***** Record list *****

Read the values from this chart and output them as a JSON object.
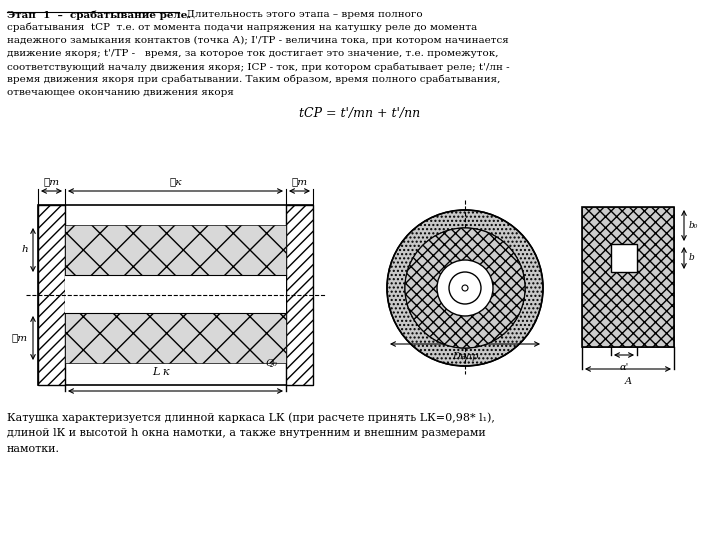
{
  "bg_color": "#ffffff",
  "text_color": "#000000",
  "title_underlined": "Этап  1  –  срабатывание реле.",
  "title_rest": "  Длительность этого этапа – время полного",
  "line2": "срабатывания  tСР  т.е. от момента подачи напряжения на катушку реле до момента",
  "line3": "надежного замыкания контактов (точка А); I'/ТР - величина тока, при котором начинается",
  "line4": "движение якоря; t'/ТР -   время, за которое ток достигает это значение, т.е. промежуток,",
  "line5": "соответствующий началу движения якоря; IСР - ток, при котором срабатывает реле; t'/лн -",
  "line6": "время движения якоря при срабатывании. Таким образом, время полного срабатывания,",
  "line7": "отвечающее окончанию движения якоря",
  "formula": "tСР = t'/тп + t'/пп",
  "bot1": "Катушка характеризуется длинной каркаса LК (при расчете принять LК=0,98* l1),",
  "bot2": "длиной lК и высотой h окна намотки, а также внутренним и внешним размерами",
  "bot3": "намотки."
}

*****

Problem to solve:
Retype all of the entries exactly as written, leaving out any images.

Full response:
Read the values from this chart and output them as a JSON object.
{
  "bg_color": "#ffffff",
  "text_color": "#000000",
  "title_underlined": "Этап  1  –  срабатывание реле.",
  "title_rest": "  Длительность этого этапа – время полного",
  "line2": "срабатывания  tСР  т.е. от момента подачи напряжения на катушку реле до момента",
  "line3": "надежного замыкания контактов (точка А); I'/ТР - величина тока, при котором начинается",
  "line4": "движение якоря; t'/ТР -   время, за которое ток достигает это значение, т.е. промежуток,",
  "line5": "соответствующий началу движения якоря; IСР - ток, при котором срабатывает реле; t'/лн -",
  "line6": "время движения якоря при срабатывании. Таким образом, время полного срабатывания,",
  "line7": "отвечающее окончанию движения якоря",
  "formula": "tСР = t'/тп + t'/пп",
  "bot1": "Катушка характеризуется длинной каркаса LК (при расчете принять LК=0,98* l1),",
  "bot2": "длиной lК и высотой h окна намотки, а также внутренним и внешним размерами",
  "bot3": "намотки."
}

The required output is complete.